— Begin Extracted records —

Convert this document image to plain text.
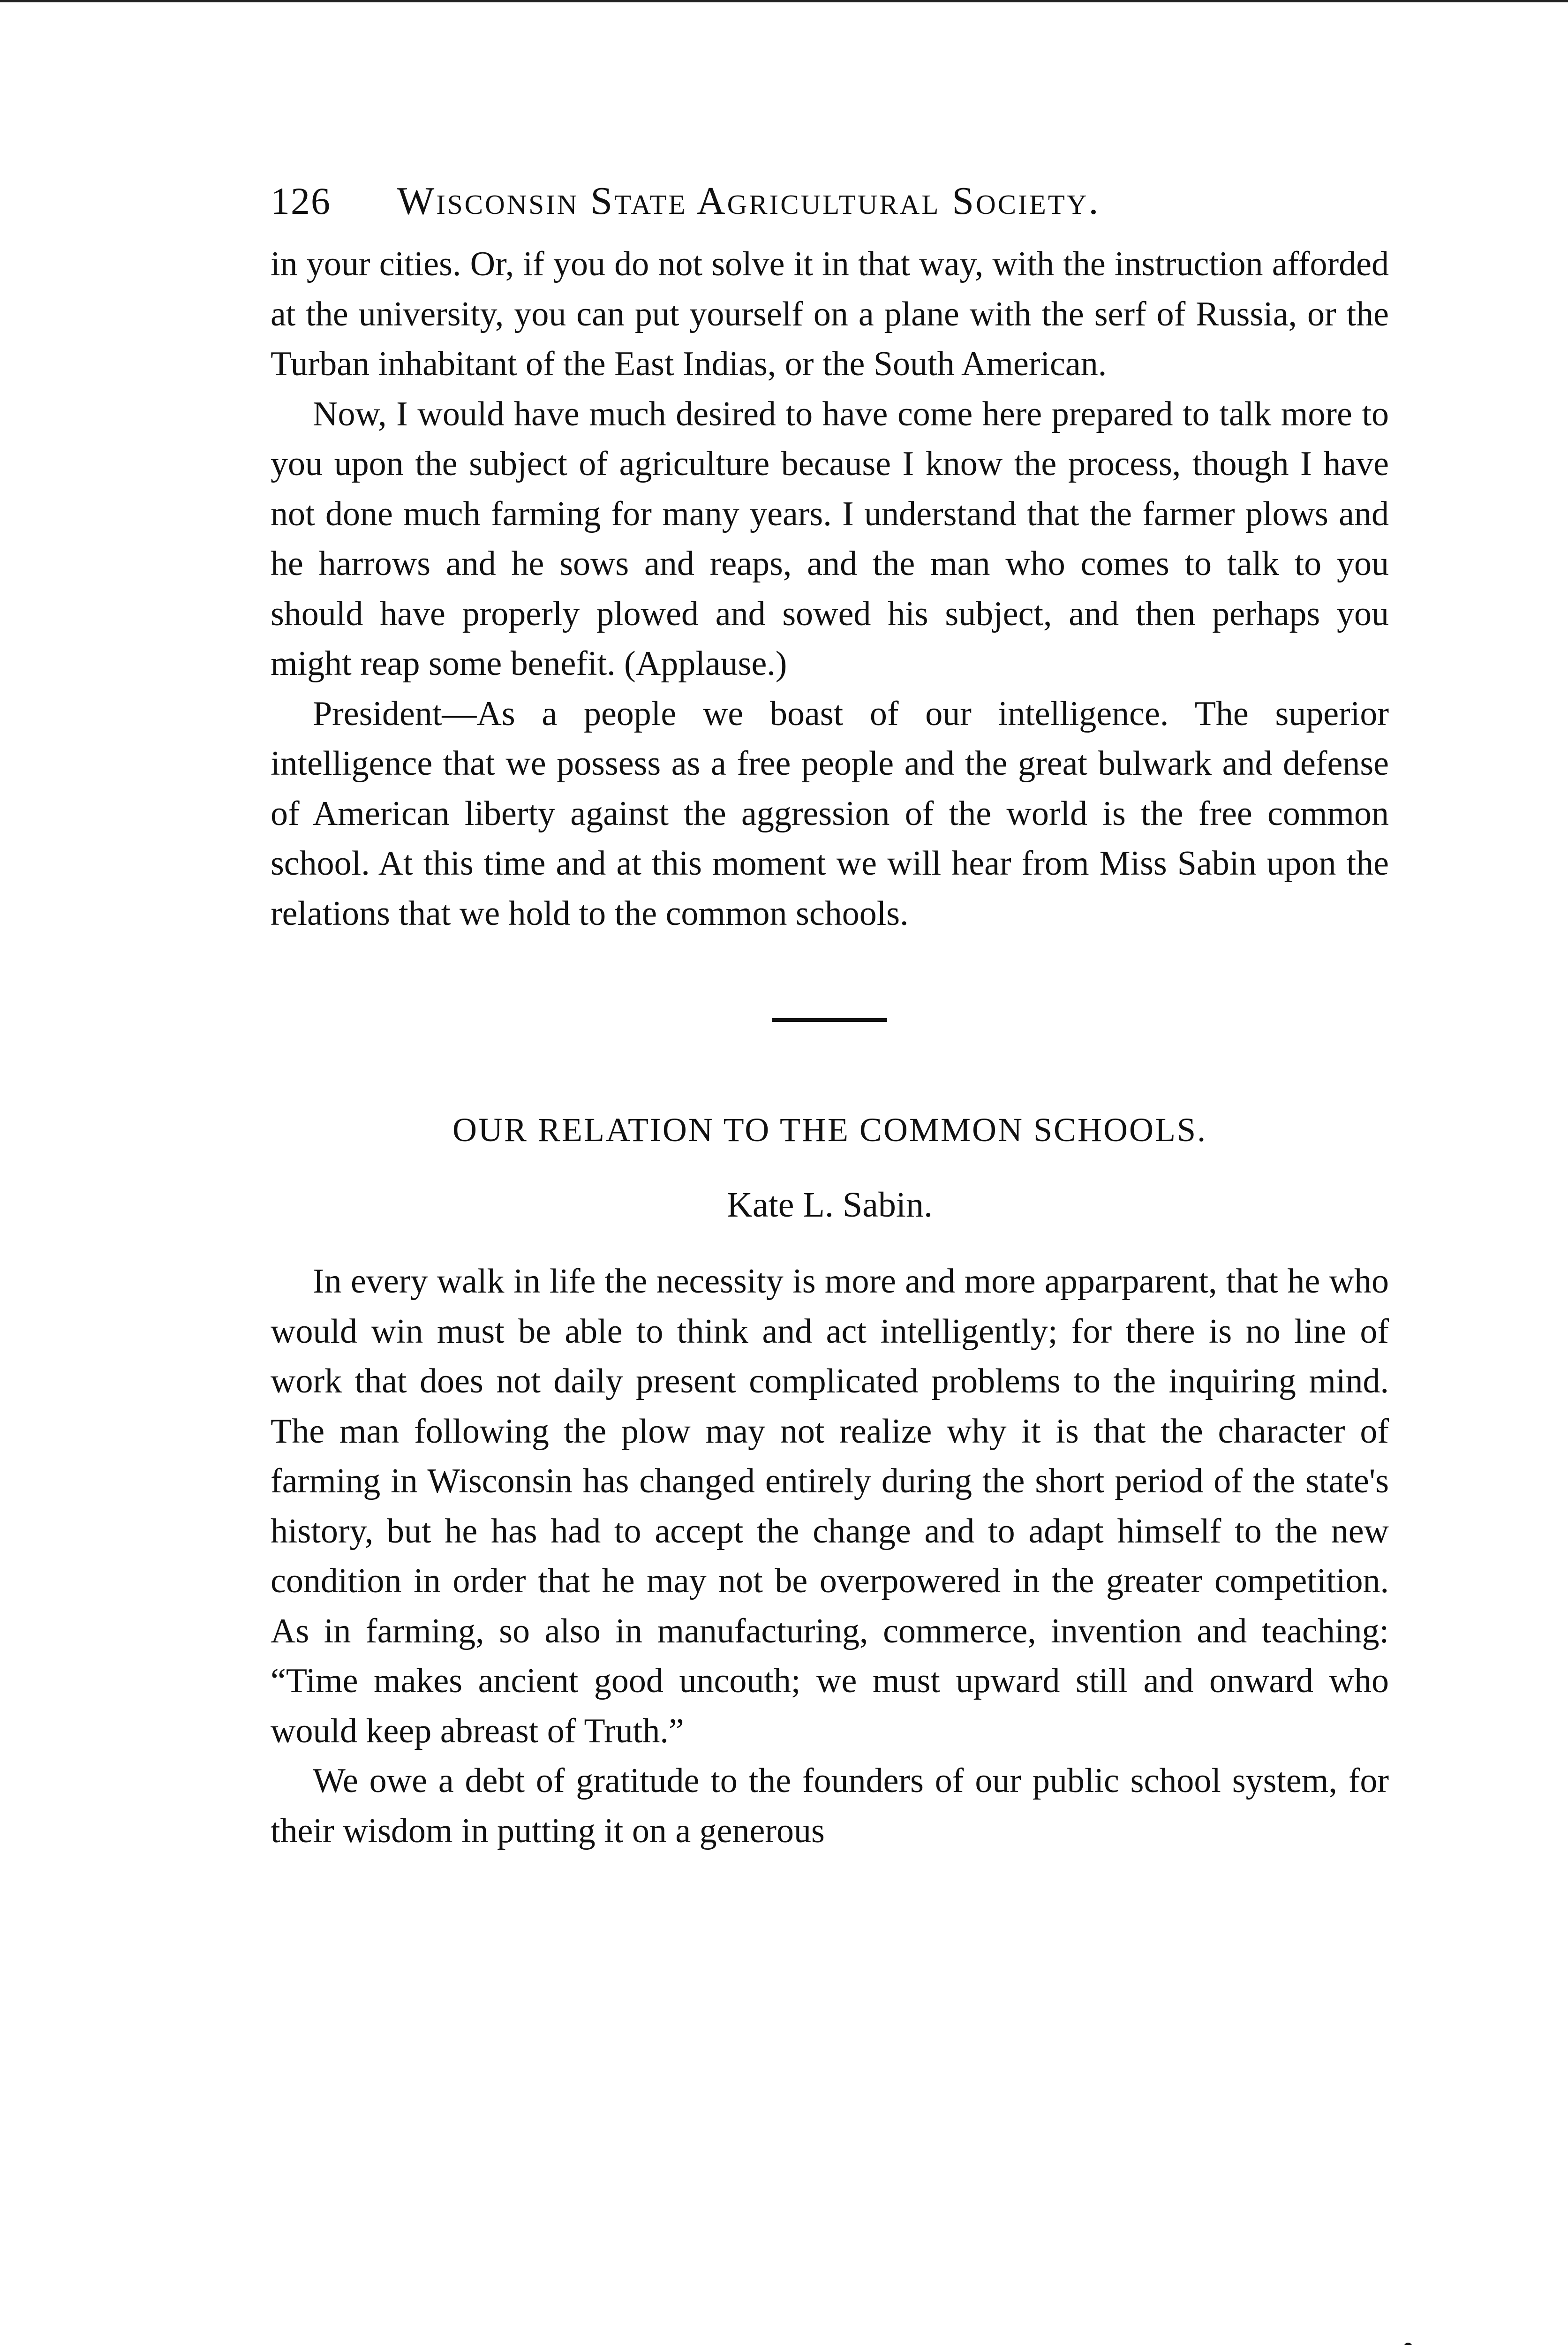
126	Wisconsin State Agricultural Society.

in your cities. Or, if you do not solve it in that way, with the instruction afforded at the university, you can put yourself on a plane with the serf of Russia, or the Turban inhabitant of the East Indias, or the South American.

Now, I would have much desired to have come here prepared to talk more to you upon the subject of agriculture because I know the process, though I have not done much farming for many years. I understand that the farmer plows and he harrows and he sows and reaps, and the man who comes to talk to you should have properly plowed and sowed his subject, and then perhaps you might reap some benefit. (Applause.)

President—As a people we boast of our intelligence. The superior intelligence that we possess as a free people and the great bulwark and defense of American liberty against the aggression of the world is the free common school. At this time and at this moment we will hear from Miss Sabin upon the relations that we hold to the common schools.

OUR RELATION TO THE COMMON SCHOOLS.
Kate L. Sabin.

In every walk in life the necessity is more and more apparparent, that he who would win must be able to think and act intelligently; for there is no line of work that does not daily present complicated problems to the inquiring mind. The man following the plow may not realize why it is that the character of farming in Wisconsin has changed entirely during the short period of the state's history, but he has had to accept the change and to adapt himself to the new condition in order that he may not be overpowered in the greater competition. As in farming, so also in manufacturing, commerce, invention and teaching: “Time makes ancient good uncouth; we must upward still and onward who would keep abreast of Truth.”

We owe a debt of gratitude to the founders of our public school system, for their wisdom in putting it on a generous
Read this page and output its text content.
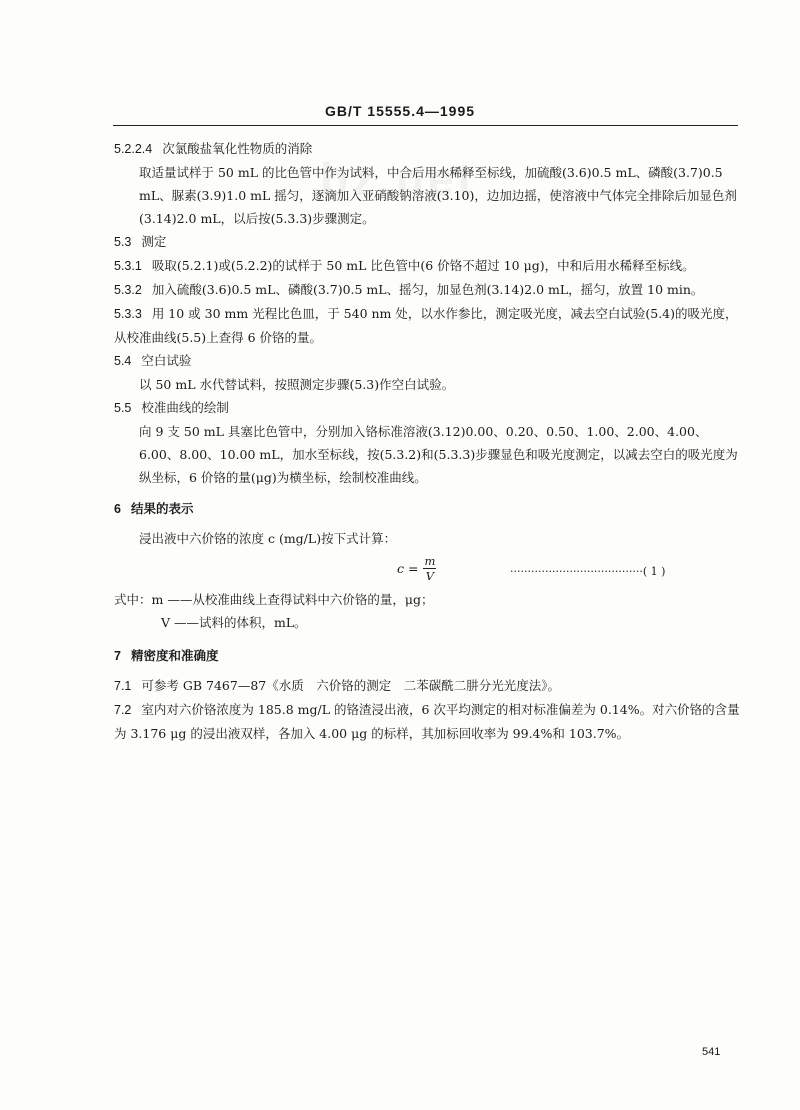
GB/T 15555.4—1995
bz.net

5.2.2.4 次氯酸盐氧化性物质的消除

取适量试样于 50 mL 的比色管中作为试料，中合后用水稀释至标线，加硫酸(3.6)0.5 mL、磷酸(3.7)0.5 mL、脲素(3.9)1.0 mL 摇匀，逐滴加入亚硝酸钠溶液(3.10)，边加边摇，使溶液中气体完全排除后加显色剂(3.14)2.0 mL，以后按(5.3.3)步骤测定。

5.3 测定

5.3.1 吸取(5.2.1)或(5.2.2)的试样于 50 mL 比色管中(6 价铬不超过 10 μg)，中和后用水稀释至标线。

5.3.2 加入硫酸(3.6)0.5 mL、磷酸(3.7)0.5 mL、摇匀，加显色剂(3.14)2.0 mL，摇匀，放置 10 min。

5.3.3 用 10 或 30 mm 光程比色皿，于 540 nm 处，以水作参比，测定吸光度，减去空白试验(5.4)的吸光度，从校准曲线(5.5)上查得 6 价铬的量。

5.4 空白试验

以 50 mL 水代替试料，按照测定步骤(5.3)作空白试验。

5.5 校准曲线的绘制

向 9 支 50 mL 具塞比色管中，分别加入铬标准溶液(3.12)0.00、0.20、0.50、1.00、2.00、4.00、6.00、8.00、10.00 mL，加水至标线，按(5.3.2)和(5.3.3)步骤显色和吸光度测定，以减去空白的吸光度为纵坐标，6 价铬的量(μg)为横坐标，绘制校准曲线。

6 结果的表示

浸出液中六价铬的浓度 c (mg/L)按下式计算：

$c = \frac{m}{V}$	······································( 1 )

式中：m ——从校准曲线上查得试料中六价铬的量，μg；

V ——试料的体积，mL。

7 精密度和准确度

7.1 可参考 GB 7467—87《水质　六价铬的测定　二苯碳酰二肼分光光度法》。

7.2 室内对六价铬浓度为 185.8 mg/L 的铬渣浸出液，6 次平均测定的相对标准偏差为 0.14%。对六价铬的含量为 3.176 μg 的浸出液双样，各加入 4.00 μg 的标样，其加标回收率为 99.4%和 103.7%。

541
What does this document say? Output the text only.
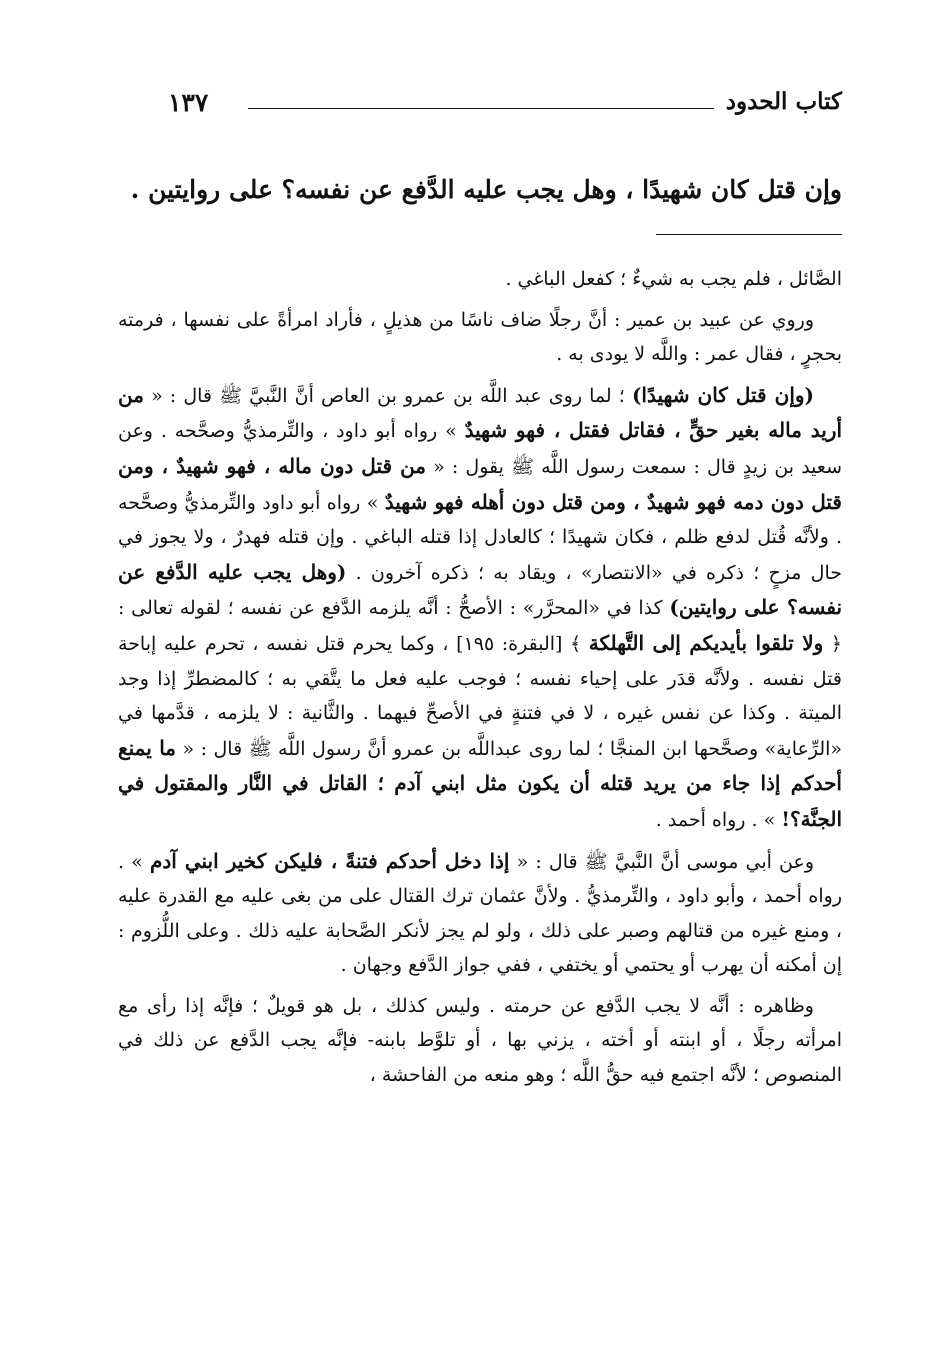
كتاب الحدود
١٣٧
وإن قتل كان شهيدًا ، وهل يجب عليه الدَّفع عن نفسه؟ على روايتين .

الصَّائل ، فلم يجب به شيءٌ ؛ كفعل الباغي .

وروي عن عبيد بن عمير : أنَّ رجلًا ضاف ناسًا من هذيلٍ ، فأراد امرأةً على نفسها ، فرمته بحجرٍ ، فقال عمر : واللَّه لا يودى به .

(وإن قتل كان شهيدًا) ؛ لما روى عبد اللَّه بن عمرو بن العاص أنَّ النَّبيَّ ﷺ قال : « من أريد ماله بغير حقٍّ ، فقاتل فقتل ، فهو شهيدٌ » رواه أبو داود ، والتِّرمذيُّ وصحَّحه . وعن سعيد بن زيدٍ قال : سمعت رسول اللَّه ﷺ يقول : « من قتل دون ماله ، فهو شهيدٌ ، ومن قتل دون دمه فهو شهيدٌ ، ومن قتل دون أهله فهو شهيدٌ » رواه أبو داود والتِّرمذيُّ وصحَّحه . ولأنَّه قُتل لدفع ظلم ، فكان شهيدًا ؛ كالعادل إذا قتله الباغي . وإن قتله فهدرٌ ، ولا يجوز في حال مزحٍ ؛ ذكره في «الانتصار» ، ويقاد به ؛ ذكره آخرون . (وهل يجب عليه الدَّفع عن نفسه؟ على روايتين) كذا في «المحرَّر» : الأصحُّ : أنَّه يلزمه الدَّفع عن نفسه ؛ لقوله تعالى : ﴿ ولا تلقوا بأيديكم إلى التَّهلكة ﴾ [البقرة: ١٩٥] ، وكما يحرم قتل نفسه ، تحرم عليه إباحة قتل نفسه . ولأنَّه قدَر على إحياء نفسه ؛ فوجب عليه فعل ما يتَّقي به ؛ كالمضطرِّ إذا وجد الميتة . وكذا عن نفس غيره ، لا في فتنةٍ في الأصحِّ فيهما . والثَّانية : لا يلزمه ، قدَّمها في «الرِّعاية» وصحَّحها ابن المنجَّا ؛ لما روى عبداللَّه بن عمرو أنَّ رسول اللَّه ﷺ قال : « ما يمنع أحدكم إذا جاء من يريد قتله أن يكون مثل ابني آدم ؛ القاتل في النَّار والمقتول في الجنَّة؟! » . رواه أحمد .

وعن أبي موسى أنَّ النَّبيَّ ﷺ قال : « إذا دخل أحدكم فتنةً ، فليكن كخير ابني آدم » . رواه أحمد ، وأبو داود ، والتِّرمذيُّ . ولأنَّ عثمان ترك القتال على من بغى عليه مع القدرة عليه ، ومنع غيره من قتالهم وصبر على ذلك ، ولو لم يجز لأنكر الصَّحابة عليه ذلك . وعلى اللُّزوم : إن أمكنه أن يهرب أو يحتمي أو يختفي ، ففي جواز الدَّفع وجهان .

وظاهره : أنَّه لا يجب الدَّفع عن حرمته . وليس كذلك ، بل هو قويلٌ ؛ فإنَّه إذا رأى مع امرأته رجلًا ، أو ابنته أو أخته ، يزني بها ، أو تلوَّط بابنه- فإنَّه يجب الدَّفع عن ذلك في المنصوص ؛ لأنَّه اجتمع فيه حقُّ اللَّه ؛ وهو منعه من الفاحشة ،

— End Extracted records —

◆ To do
Looking at the entries above, how many lines contain the word "text"? Answer with the number alone.

◆ Worked answer
3